++++ DATA IN THIS EXERCISE ++++

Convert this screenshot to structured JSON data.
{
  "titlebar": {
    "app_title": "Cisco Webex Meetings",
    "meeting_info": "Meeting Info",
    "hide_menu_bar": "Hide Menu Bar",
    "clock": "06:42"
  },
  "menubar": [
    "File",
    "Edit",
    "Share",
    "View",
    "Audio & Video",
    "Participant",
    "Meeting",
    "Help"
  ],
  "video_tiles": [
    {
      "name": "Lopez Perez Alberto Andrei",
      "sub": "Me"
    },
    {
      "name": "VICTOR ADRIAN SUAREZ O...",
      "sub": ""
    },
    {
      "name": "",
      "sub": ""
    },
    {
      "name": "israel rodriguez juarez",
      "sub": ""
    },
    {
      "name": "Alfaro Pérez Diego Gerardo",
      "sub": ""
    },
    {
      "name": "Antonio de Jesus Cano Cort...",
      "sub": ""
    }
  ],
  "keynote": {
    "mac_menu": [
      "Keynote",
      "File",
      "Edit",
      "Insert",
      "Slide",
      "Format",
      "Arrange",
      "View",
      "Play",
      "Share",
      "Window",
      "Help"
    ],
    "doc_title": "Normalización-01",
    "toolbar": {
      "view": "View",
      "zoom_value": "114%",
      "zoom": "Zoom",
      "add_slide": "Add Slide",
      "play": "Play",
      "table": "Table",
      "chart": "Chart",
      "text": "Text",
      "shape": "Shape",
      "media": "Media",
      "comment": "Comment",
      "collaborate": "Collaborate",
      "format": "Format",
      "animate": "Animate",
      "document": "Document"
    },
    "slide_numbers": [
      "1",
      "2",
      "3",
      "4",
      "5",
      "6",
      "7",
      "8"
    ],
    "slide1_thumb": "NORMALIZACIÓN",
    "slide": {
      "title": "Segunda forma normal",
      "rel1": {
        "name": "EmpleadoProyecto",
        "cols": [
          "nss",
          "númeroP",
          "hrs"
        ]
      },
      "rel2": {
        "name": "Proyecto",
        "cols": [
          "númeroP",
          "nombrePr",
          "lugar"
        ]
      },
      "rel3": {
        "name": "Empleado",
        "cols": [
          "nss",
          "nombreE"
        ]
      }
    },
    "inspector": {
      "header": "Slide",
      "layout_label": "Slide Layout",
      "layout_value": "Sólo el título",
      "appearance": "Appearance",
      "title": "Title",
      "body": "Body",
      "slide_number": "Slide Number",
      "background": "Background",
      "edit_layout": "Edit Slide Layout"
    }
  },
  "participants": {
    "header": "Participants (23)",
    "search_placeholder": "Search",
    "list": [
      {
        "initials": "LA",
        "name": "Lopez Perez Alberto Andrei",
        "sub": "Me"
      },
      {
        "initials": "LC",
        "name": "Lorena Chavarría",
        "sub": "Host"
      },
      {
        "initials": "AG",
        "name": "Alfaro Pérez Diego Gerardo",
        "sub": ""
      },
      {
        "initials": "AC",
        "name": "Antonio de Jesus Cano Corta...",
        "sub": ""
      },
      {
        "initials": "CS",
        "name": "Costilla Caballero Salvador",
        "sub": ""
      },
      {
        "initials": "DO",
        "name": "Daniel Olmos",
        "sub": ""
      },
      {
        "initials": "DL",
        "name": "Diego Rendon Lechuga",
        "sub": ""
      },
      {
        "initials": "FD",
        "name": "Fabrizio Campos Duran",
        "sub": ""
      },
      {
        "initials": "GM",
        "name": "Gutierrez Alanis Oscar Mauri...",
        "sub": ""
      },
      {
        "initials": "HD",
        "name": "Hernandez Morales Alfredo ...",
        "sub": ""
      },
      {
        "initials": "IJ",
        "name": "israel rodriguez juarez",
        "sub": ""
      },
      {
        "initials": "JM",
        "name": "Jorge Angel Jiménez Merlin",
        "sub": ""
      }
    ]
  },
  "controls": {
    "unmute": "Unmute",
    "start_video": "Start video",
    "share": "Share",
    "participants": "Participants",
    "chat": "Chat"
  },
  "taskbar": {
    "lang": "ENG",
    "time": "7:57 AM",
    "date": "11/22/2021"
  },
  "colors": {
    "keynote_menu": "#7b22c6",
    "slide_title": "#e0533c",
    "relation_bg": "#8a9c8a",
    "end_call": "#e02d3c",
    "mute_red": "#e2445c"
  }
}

++++

> **GIVEN INSTRUCTION**
Produce an exact copy of every entry above.

> **PROBLEM SOLUTION**
Convert this screenshot to structured JSON data.
{
  "titlebar": {
    "app_title": "Cisco Webex Meetings",
    "meeting_info": "Meeting Info",
    "hide_menu_bar": "Hide Menu Bar",
    "clock": "06:42"
  },
  "menubar": [
    "File",
    "Edit",
    "Share",
    "View",
    "Audio & Video",
    "Participant",
    "Meeting",
    "Help"
  ],
  "video_tiles": [
    {
      "name": "Lopez Perez Alberto Andrei",
      "sub": "Me"
    },
    {
      "name": "VICTOR ADRIAN SUAREZ O...",
      "sub": ""
    },
    {
      "name": "",
      "sub": ""
    },
    {
      "name": "israel rodriguez juarez",
      "sub": ""
    },
    {
      "name": "Alfaro Pérez Diego Gerardo",
      "sub": ""
    },
    {
      "name": "Antonio de Jesus Cano Cort...",
      "sub": ""
    }
  ],
  "keynote": {
    "mac_menu": [
      "Keynote",
      "File",
      "Edit",
      "Insert",
      "Slide",
      "Format",
      "Arrange",
      "View",
      "Play",
      "Share",
      "Window",
      "Help"
    ],
    "doc_title": "Normalización-01",
    "toolbar": {
      "view": "View",
      "zoom_value": "114%",
      "zoom": "Zoom",
      "add_slide": "Add Slide",
      "play": "Play",
      "table": "Table",
      "chart": "Chart",
      "text": "Text",
      "shape": "Shape",
      "media": "Media",
      "comment": "Comment",
      "collaborate": "Collaborate",
      "format": "Format",
      "animate": "Animate",
      "document": "Document"
    },
    "slide_numbers": [
      "1",
      "2",
      "3",
      "4",
      "5",
      "6",
      "7",
      "8"
    ],
    "slide1_thumb": "NORMALIZACIÓN",
    "slide": {
      "title": "Segunda forma normal",
      "rel1": {
        "name": "EmpleadoProyecto",
        "cols": [
          "nss",
          "númeroP",
          "hrs"
        ]
      },
      "rel2": {
        "name": "Proyecto",
        "cols": [
          "númeroP",
          "nombrePr",
          "lugar"
        ]
      },
      "rel3": {
        "name": "Empleado",
        "cols": [
          "nss",
          "nombreE"
        ]
      }
    },
    "inspector": {
      "header": "Slide",
      "layout_label": "Slide Layout",
      "layout_value": "Sólo el título",
      "appearance": "Appearance",
      "title": "Title",
      "body": "Body",
      "slide_number": "Slide Number",
      "background": "Background",
      "edit_layout": "Edit Slide Layout"
    }
  },
  "participants": {
    "header": "Participants (23)",
    "search_placeholder": "Search",
    "list": [
      {
        "initials": "LA",
        "name": "Lopez Perez Alberto Andrei",
        "sub": "Me"
      },
      {
        "initials": "LC",
        "name": "Lorena Chavarría",
        "sub": "Host"
      },
      {
        "initials": "AG",
        "name": "Alfaro Pérez Diego Gerardo",
        "sub": ""
      },
      {
        "initials": "AC",
        "name": "Antonio de Jesus Cano Corta...",
        "sub": ""
      },
      {
        "initials": "CS",
        "name": "Costilla Caballero Salvador",
        "sub": ""
      },
      {
        "initials": "DO",
        "name": "Daniel Olmos",
        "sub": ""
      },
      {
        "initials": "DL",
        "name": "Diego Rendon Lechuga",
        "sub": ""
      },
      {
        "initials": "FD",
        "name": "Fabrizio Campos Duran",
        "sub": ""
      },
      {
        "initials": "GM",
        "name": "Gutierrez Alanis Oscar Mauri...",
        "sub": ""
      },
      {
        "initials": "HD",
        "name": "Hernandez Morales Alfredo ...",
        "sub": ""
      },
      {
        "initials": "IJ",
        "name": "israel rodriguez juarez",
        "sub": ""
      },
      {
        "initials": "JM",
        "name": "Jorge Angel Jiménez Merlin",
        "sub": ""
      }
    ]
  },
  "controls": {
    "unmute": "Unmute",
    "start_video": "Start video",
    "share": "Share",
    "participants": "Participants",
    "chat": "Chat"
  },
  "taskbar": {
    "lang": "ENG",
    "time": "7:57 AM",
    "date": "11/22/2021"
  },
  "colors": {
    "keynote_menu": "#7b22c6",
    "slide_title": "#e0533c",
    "relation_bg": "#8a9c8a",
    "end_call": "#e02d3c",
    "mute_red": "#e2445c"
  }
}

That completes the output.